* What is being asked:
Output each line of the material exactly as it stands.

::: Materials provided

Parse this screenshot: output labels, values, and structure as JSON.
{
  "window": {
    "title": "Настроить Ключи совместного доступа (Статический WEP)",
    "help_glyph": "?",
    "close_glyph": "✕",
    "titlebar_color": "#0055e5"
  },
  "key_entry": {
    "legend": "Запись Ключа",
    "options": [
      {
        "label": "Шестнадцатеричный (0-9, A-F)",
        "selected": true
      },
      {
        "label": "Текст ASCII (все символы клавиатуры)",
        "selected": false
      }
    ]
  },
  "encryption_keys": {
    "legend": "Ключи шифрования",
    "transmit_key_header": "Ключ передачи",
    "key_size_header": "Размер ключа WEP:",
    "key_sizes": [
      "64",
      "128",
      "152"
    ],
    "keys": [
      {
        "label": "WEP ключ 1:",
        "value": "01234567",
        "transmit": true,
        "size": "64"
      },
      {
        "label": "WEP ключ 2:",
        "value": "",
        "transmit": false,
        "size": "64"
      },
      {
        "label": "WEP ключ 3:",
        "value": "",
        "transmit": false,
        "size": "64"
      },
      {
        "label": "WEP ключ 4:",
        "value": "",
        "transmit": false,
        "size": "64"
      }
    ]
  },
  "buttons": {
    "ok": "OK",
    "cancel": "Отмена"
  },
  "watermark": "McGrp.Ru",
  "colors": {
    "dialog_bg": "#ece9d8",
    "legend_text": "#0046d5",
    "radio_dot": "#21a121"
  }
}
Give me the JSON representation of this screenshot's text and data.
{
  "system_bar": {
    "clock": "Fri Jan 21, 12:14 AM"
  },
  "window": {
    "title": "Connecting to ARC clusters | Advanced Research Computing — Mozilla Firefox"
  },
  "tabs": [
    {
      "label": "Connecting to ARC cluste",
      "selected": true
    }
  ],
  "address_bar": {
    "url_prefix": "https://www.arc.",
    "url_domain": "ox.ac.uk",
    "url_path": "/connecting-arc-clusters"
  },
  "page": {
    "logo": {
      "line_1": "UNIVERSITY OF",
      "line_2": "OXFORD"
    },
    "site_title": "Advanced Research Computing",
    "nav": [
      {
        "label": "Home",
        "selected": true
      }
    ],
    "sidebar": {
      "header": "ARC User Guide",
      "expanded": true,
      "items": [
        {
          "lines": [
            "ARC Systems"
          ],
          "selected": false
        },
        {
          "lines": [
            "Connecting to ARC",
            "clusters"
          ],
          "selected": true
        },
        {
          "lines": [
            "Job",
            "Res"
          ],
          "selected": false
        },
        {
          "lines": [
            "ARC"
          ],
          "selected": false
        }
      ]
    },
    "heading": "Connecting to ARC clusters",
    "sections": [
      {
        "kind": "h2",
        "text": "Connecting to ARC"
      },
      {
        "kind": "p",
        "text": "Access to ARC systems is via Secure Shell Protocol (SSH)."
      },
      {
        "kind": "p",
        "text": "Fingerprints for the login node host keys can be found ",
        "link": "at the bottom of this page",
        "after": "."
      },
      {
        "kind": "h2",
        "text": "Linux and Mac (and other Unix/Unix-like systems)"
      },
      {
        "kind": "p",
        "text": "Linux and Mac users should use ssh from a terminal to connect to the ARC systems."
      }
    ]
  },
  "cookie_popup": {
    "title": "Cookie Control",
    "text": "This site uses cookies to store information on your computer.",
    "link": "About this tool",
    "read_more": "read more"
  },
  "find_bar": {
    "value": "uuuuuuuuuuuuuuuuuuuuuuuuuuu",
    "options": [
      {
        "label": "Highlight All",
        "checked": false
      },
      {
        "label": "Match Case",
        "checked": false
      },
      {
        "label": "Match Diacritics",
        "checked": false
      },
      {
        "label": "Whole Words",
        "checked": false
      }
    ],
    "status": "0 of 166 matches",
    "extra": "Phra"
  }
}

::::::

* Result:
Parse this screenshot: output labels, values, and structure as JSON.
{
  "window": {
    "title": "Настроить Ключи совместного доступа (Статический WEP)",
    "help_glyph": "?",
    "close_glyph": "✕",
    "titlebar_color": "#0055e5"
  },
  "key_entry": {
    "legend": "Запись Ключа",
    "options": [
      {
        "label": "Шестнадцатеричный (0-9, A-F)",
        "selected": true
      },
      {
        "label": "Текст ASCII (все символы клавиатуры)",
        "selected": false
      }
    ]
  },
  "encryption_keys": {
    "legend": "Ключи шифрования",
    "transmit_key_header": "Ключ передачи",
    "key_size_header": "Размер ключа WEP:",
    "key_sizes": [
      "64",
      "128",
      "152"
    ],
    "keys": [
      {
        "label": "WEP ключ 1:",
        "value": "01234567",
        "transmit": true,
        "size": "64"
      },
      {
        "label": "WEP ключ 2:",
        "value": "",
        "transmit": false,
        "size": "64"
      },
      {
        "label": "WEP ключ 3:",
        "value": "",
        "transmit": false,
        "size": "64"
      },
      {
        "label": "WEP ключ 4:",
        "value": "",
        "transmit": false,
        "size": "64"
      }
    ]
  },
  "buttons": {
    "ok": "OK",
    "cancel": "Отмена"
  },
  "watermark": "McGrp.Ru",
  "colors": {
    "dialog_bg": "#ece9d8",
    "legend_text": "#0046d5",
    "radio_dot": "#21a121"
  }
}
Give me the JSON representation of this screenshot's text and data.
{
  "system_bar": {
    "clock": "Fri Jan 21, 12:14 AM"
  },
  "window": {
    "title": "Connecting to ARC clusters | Advanced Research Computing — Mozilla Firefox"
  },
  "tabs": [
    {
      "label": "Connecting to ARC cluste",
      "selected": true
    }
  ],
  "address_bar": {
    "url_prefix": "https://www.arc.",
    "url_domain": "ox.ac.uk",
    "url_path": "/connecting-arc-clusters"
  },
  "page": {
    "logo": {
      "line_1": "UNIVERSITY OF",
      "line_2": "OXFORD"
    },
    "site_title": "Advanced Research Computing",
    "nav": [
      {
        "label": "Home",
        "selected": true
      }
    ],
    "sidebar": {
      "header": "ARC User Guide",
      "expanded": true,
      "items": [
        {
          "lines": [
            "ARC Systems"
          ],
          "selected": false
        },
        {
          "lines": [
            "Connecting to ARC",
            "clusters"
          ],
          "selected": true
        },
        {
          "lines": [
            "Job",
            "Res"
          ],
          "selected": false
        },
        {
          "lines": [
            "ARC"
          ],
          "selected": false
        }
      ]
    },
    "heading": "Connecting to ARC clusters",
    "sections": [
      {
        "kind": "h2",
        "text": "Connecting to ARC"
      },
      {
        "kind": "p",
        "text": "Access to ARC systems is via Secure Shell Protocol (SSH)."
      },
      {
        "kind": "p",
        "text": "Fingerprints for the login node host keys can be found ",
        "link": "at the bottom of this page",
        "after": "."
      },
      {
        "kind": "h2",
        "text": "Linux and Mac (and other Unix/Unix-like systems)"
      },
      {
        "kind": "p",
        "text": "Linux and Mac users should use ssh from a terminal to connect to the ARC systems."
      }
    ]
  },
  "cookie_popup": {
    "title": "Cookie Control",
    "text": "This site uses cookies to store information on your computer.",
    "link": "About this tool",
    "read_more": "read more"
  },
  "find_bar": {
    "value": "uuuuuuuuuuuuuuuuuuuuuuuuuuu",
    "options": [
      {
        "label": "Highlight All",
        "checked": false
      },
      {
        "label": "Match Case",
        "checked": false
      },
      {
        "label": "Match Diacritics",
        "checked": false
      },
      {
        "label": "Whole Words",
        "checked": false
      }
    ],
    "status": "0 of 166 matches",
    "extra": "Phra"
  }
}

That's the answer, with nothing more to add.